TASK GOAL:
Keep only the lines of the data below that contain "document", and copy them.

PROVIDED MATERIAL:
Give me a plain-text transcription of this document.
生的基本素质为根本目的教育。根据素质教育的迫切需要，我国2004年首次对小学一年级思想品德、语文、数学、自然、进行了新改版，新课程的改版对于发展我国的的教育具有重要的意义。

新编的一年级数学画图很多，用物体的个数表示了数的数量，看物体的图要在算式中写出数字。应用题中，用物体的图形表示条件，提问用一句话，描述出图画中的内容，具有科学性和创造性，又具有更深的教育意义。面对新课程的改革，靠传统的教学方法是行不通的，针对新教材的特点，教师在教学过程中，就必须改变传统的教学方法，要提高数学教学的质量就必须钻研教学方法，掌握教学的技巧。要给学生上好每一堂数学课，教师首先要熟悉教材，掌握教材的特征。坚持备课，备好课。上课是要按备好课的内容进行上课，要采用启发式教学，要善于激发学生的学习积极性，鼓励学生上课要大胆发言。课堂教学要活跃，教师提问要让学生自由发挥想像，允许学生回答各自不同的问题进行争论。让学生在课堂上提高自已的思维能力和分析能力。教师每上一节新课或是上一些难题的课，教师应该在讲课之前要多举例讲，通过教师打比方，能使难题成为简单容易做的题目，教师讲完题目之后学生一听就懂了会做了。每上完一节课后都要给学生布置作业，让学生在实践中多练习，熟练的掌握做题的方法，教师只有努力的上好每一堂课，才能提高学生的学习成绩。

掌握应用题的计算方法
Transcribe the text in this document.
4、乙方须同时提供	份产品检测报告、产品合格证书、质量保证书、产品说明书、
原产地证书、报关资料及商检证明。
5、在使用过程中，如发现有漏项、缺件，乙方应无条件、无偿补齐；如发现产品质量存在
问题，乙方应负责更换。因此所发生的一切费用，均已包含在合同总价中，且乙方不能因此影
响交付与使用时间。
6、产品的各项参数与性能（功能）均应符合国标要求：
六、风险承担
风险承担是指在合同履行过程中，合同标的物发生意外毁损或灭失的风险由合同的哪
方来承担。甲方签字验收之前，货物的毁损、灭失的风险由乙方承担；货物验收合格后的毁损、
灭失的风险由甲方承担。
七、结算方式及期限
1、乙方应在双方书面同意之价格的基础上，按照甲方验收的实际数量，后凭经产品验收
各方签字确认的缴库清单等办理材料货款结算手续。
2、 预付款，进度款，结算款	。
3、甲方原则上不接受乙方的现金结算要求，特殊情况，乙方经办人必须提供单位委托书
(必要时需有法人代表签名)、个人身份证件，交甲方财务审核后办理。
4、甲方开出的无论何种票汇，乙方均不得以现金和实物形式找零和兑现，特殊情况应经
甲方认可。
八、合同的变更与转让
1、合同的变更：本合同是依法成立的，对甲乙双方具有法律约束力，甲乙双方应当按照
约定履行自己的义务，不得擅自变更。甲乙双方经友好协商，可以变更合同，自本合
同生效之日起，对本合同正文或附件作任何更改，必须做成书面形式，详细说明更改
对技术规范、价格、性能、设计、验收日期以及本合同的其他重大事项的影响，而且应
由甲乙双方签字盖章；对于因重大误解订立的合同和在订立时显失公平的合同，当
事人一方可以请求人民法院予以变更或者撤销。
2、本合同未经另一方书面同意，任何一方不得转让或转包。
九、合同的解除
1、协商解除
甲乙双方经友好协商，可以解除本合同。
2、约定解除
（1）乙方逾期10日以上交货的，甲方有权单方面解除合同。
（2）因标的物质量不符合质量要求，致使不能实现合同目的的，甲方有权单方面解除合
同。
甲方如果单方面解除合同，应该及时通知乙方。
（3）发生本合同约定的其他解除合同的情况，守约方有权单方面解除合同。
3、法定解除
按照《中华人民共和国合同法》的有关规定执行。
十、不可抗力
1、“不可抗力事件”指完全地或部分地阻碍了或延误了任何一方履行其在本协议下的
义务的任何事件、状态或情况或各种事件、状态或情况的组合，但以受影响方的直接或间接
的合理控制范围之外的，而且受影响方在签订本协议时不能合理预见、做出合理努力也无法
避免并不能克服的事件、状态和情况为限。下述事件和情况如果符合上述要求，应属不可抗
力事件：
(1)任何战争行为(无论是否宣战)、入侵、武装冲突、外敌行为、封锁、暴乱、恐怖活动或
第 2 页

ANSWER TO THIS EXERCISE:
Give me a plain-text transcription of this document.
Transcribe the text in this document.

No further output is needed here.